--- Start Information shown ---

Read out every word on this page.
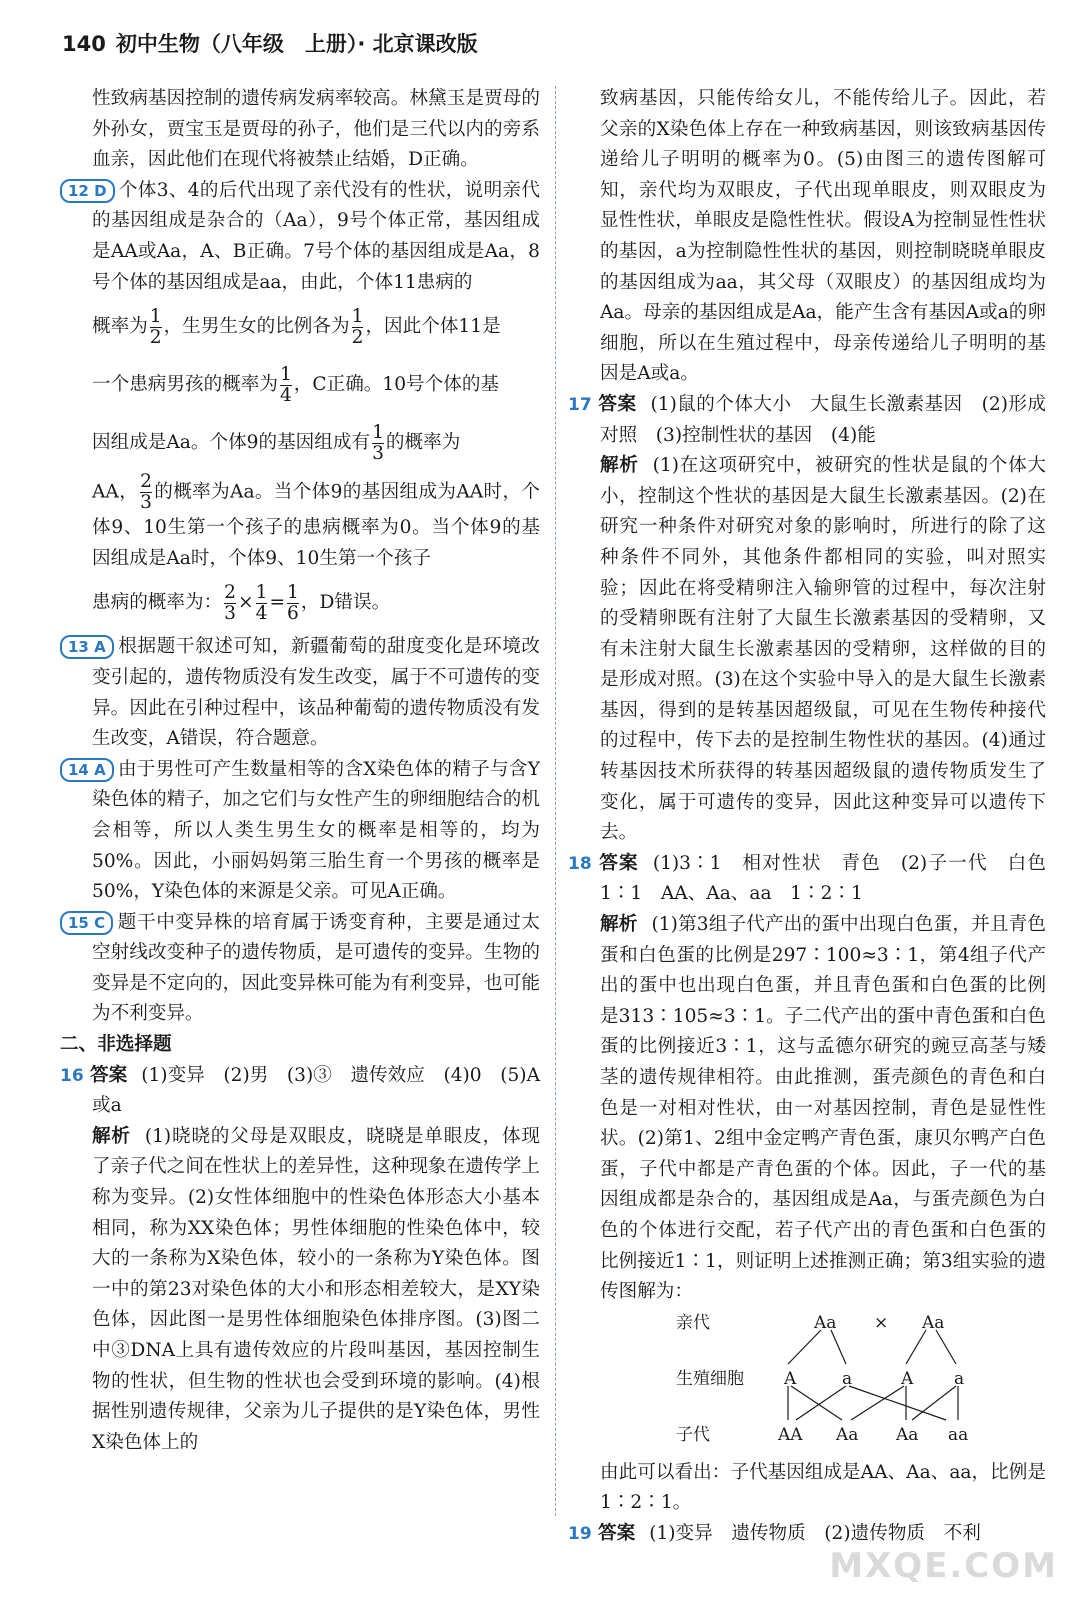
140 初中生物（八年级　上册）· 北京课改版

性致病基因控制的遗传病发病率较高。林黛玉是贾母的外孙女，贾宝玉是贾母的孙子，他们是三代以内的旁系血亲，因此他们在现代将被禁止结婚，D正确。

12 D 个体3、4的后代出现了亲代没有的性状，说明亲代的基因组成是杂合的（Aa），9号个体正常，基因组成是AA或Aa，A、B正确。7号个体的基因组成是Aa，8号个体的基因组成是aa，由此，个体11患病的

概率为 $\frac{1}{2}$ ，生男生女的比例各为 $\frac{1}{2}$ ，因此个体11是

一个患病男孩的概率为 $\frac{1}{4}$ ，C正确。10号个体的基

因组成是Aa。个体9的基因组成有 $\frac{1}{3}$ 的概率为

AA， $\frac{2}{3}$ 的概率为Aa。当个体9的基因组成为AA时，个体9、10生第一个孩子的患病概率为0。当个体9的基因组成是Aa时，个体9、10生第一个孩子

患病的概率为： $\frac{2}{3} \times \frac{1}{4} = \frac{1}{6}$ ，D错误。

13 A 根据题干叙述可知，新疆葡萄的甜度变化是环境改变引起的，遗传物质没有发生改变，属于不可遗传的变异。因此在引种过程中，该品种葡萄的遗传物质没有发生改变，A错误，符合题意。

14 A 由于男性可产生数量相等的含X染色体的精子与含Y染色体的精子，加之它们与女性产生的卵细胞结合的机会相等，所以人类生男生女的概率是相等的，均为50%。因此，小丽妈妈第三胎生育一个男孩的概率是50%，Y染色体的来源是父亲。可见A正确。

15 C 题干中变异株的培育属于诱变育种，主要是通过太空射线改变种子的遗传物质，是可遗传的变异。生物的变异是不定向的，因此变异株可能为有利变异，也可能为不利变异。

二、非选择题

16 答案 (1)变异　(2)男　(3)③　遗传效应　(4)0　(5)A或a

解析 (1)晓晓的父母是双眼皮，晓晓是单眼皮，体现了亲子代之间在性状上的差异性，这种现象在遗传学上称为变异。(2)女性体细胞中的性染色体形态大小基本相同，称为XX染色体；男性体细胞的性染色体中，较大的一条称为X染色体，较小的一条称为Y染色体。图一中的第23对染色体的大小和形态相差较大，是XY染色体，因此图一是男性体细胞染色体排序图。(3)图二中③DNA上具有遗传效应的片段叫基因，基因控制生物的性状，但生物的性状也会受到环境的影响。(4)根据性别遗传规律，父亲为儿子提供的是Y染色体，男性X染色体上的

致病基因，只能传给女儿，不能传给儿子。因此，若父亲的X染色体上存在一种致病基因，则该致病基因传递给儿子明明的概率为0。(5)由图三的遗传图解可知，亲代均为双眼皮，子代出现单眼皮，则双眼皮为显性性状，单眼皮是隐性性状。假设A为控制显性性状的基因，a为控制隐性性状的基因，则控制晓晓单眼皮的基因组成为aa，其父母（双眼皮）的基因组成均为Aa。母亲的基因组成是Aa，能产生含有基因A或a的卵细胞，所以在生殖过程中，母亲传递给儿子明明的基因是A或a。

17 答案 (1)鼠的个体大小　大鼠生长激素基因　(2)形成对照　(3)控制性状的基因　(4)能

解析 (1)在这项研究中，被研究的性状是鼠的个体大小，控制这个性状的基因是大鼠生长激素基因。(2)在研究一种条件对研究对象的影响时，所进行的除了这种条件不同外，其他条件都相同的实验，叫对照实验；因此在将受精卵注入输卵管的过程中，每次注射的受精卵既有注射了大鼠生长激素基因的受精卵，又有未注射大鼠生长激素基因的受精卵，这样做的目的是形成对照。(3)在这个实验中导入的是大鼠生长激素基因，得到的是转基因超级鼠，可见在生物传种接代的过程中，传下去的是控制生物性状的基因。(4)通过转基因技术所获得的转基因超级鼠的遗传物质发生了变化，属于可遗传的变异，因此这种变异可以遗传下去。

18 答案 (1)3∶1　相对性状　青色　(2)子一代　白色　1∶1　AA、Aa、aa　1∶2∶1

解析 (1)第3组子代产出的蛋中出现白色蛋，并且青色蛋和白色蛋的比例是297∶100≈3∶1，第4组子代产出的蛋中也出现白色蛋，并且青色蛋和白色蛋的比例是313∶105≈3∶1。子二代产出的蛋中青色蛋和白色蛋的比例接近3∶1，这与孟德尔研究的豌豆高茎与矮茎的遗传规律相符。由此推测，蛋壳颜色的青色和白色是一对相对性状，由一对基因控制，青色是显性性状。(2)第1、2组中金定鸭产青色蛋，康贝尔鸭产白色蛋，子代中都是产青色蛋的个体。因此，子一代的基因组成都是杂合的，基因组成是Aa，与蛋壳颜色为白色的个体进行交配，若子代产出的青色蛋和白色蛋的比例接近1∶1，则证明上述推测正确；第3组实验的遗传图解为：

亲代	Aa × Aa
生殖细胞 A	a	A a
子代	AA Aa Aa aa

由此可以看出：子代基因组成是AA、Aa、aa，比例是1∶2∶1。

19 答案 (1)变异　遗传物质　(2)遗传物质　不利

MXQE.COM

--- End Information shown ---

__What needs to be done__
Copy the listing exactly. Any image in it stays out of the copy.

__Full answer__
Read out every word on this page.
140 初中生物（八年级　上册）· 北京课改版

性致病基因控制的遗传病发病率较高。林黛玉是贾母的外孙女，贾宝玉是贾母的孙子，他们是三代以内的旁系血亲，因此他们在现代将被禁止结婚，D正确。

12 D 个体3、4的后代出现了亲代没有的性状，说明亲代的基因组成是杂合的（Aa），9号个体正常，基因组成是AA或Aa，A、B正确。7号个体的基因组成是Aa，8号个体的基因组成是aa，由此，个体11患病的

概率为 $\frac{1}{2}$ ，生男生女的比例各为 $\frac{1}{2}$ ，因此个体11是

一个患病男孩的概率为 $\frac{1}{4}$ ，C正确。10号个体的基

因组成是Aa。个体9的基因组成有 $\frac{1}{3}$ 的概率为

AA， $\frac{2}{3}$ 的概率为Aa。当个体9的基因组成为AA时，个体9、10生第一个孩子的患病概率为0。当个体9的基因组成是Aa时，个体9、10生第一个孩子

患病的概率为： $\frac{2}{3} \times \frac{1}{4} = \frac{1}{6}$ ，D错误。

13 A 根据题干叙述可知，新疆葡萄的甜度变化是环境改变引起的，遗传物质没有发生改变，属于不可遗传的变异。因此在引种过程中，该品种葡萄的遗传物质没有发生改变，A错误，符合题意。

14 A 由于男性可产生数量相等的含X染色体的精子与含Y染色体的精子，加之它们与女性产生的卵细胞结合的机会相等，所以人类生男生女的概率是相等的，均为50%。因此，小丽妈妈第三胎生育一个男孩的概率是50%，Y染色体的来源是父亲。可见A正确。

15 C 题干中变异株的培育属于诱变育种，主要是通过太空射线改变种子的遗传物质，是可遗传的变异。生物的变异是不定向的，因此变异株可能为有利变异，也可能为不利变异。

二、非选择题

16 答案 (1)变异　(2)男　(3)③　遗传效应　(4)0　(5)A或a

解析 (1)晓晓的父母是双眼皮，晓晓是单眼皮，体现了亲子代之间在性状上的差异性，这种现象在遗传学上称为变异。(2)女性体细胞中的性染色体形态大小基本相同，称为XX染色体；男性体细胞的性染色体中，较大的一条称为X染色体，较小的一条称为Y染色体。图一中的第23对染色体的大小和形态相差较大，是XY染色体，因此图一是男性体细胞染色体排序图。(3)图二中③DNA上具有遗传效应的片段叫基因，基因控制生物的性状，但生物的性状也会受到环境的影响。(4)根据性别遗传规律，父亲为儿子提供的是Y染色体，男性X染色体上的

致病基因，只能传给女儿，不能传给儿子。因此，若父亲的X染色体上存在一种致病基因，则该致病基因传递给儿子明明的概率为0。(5)由图三的遗传图解可知，亲代均为双眼皮，子代出现单眼皮，则双眼皮为显性性状，单眼皮是隐性性状。假设A为控制显性性状的基因，a为控制隐性性状的基因，则控制晓晓单眼皮的基因组成为aa，其父母（双眼皮）的基因组成均为Aa。母亲的基因组成是Aa，能产生含有基因A或a的卵细胞，所以在生殖过程中，母亲传递给儿子明明的基因是A或a。

17 答案 (1)鼠的个体大小　大鼠生长激素基因　(2)形成对照　(3)控制性状的基因　(4)能

解析 (1)在这项研究中，被研究的性状是鼠的个体大小，控制这个性状的基因是大鼠生长激素基因。(2)在研究一种条件对研究对象的影响时，所进行的除了这种条件不同外，其他条件都相同的实验，叫对照实验；因此在将受精卵注入输卵管的过程中，每次注射的受精卵既有注射了大鼠生长激素基因的受精卵，又有未注射大鼠生长激素基因的受精卵，这样做的目的是形成对照。(3)在这个实验中导入的是大鼠生长激素基因，得到的是转基因超级鼠，可见在生物传种接代的过程中，传下去的是控制生物性状的基因。(4)通过转基因技术所获得的转基因超级鼠的遗传物质发生了变化，属于可遗传的变异，因此这种变异可以遗传下去。

18 答案 (1)3∶1　相对性状　青色　(2)子一代　白色　1∶1　AA、Aa、aa　1∶2∶1

解析 (1)第3组子代产出的蛋中出现白色蛋，并且青色蛋和白色蛋的比例是297∶100≈3∶1，第4组子代产出的蛋中也出现白色蛋，并且青色蛋和白色蛋的比例是313∶105≈3∶1。子二代产出的蛋中青色蛋和白色蛋的比例接近3∶1，这与孟德尔研究的豌豆高茎与矮茎的遗传规律相符。由此推测，蛋壳颜色的青色和白色是一对相对性状，由一对基因控制，青色是显性性状。(2)第1、2组中金定鸭产青色蛋，康贝尔鸭产白色蛋，子代中都是产青色蛋的个体。因此，子一代的基因组成都是杂合的，基因组成是Aa，与蛋壳颜色为白色的个体进行交配，若子代产出的青色蛋和白色蛋的比例接近1∶1，则证明上述推测正确；第3组实验的遗传图解为：

亲代	Aa × Aa
生殖细胞 A	a	A a
子代	AA Aa Aa aa

由此可以看出：子代基因组成是AA、Aa、aa，比例是1∶2∶1。

19 答案 (1)变异　遗传物质　(2)遗传物质　不利

MXQE.COM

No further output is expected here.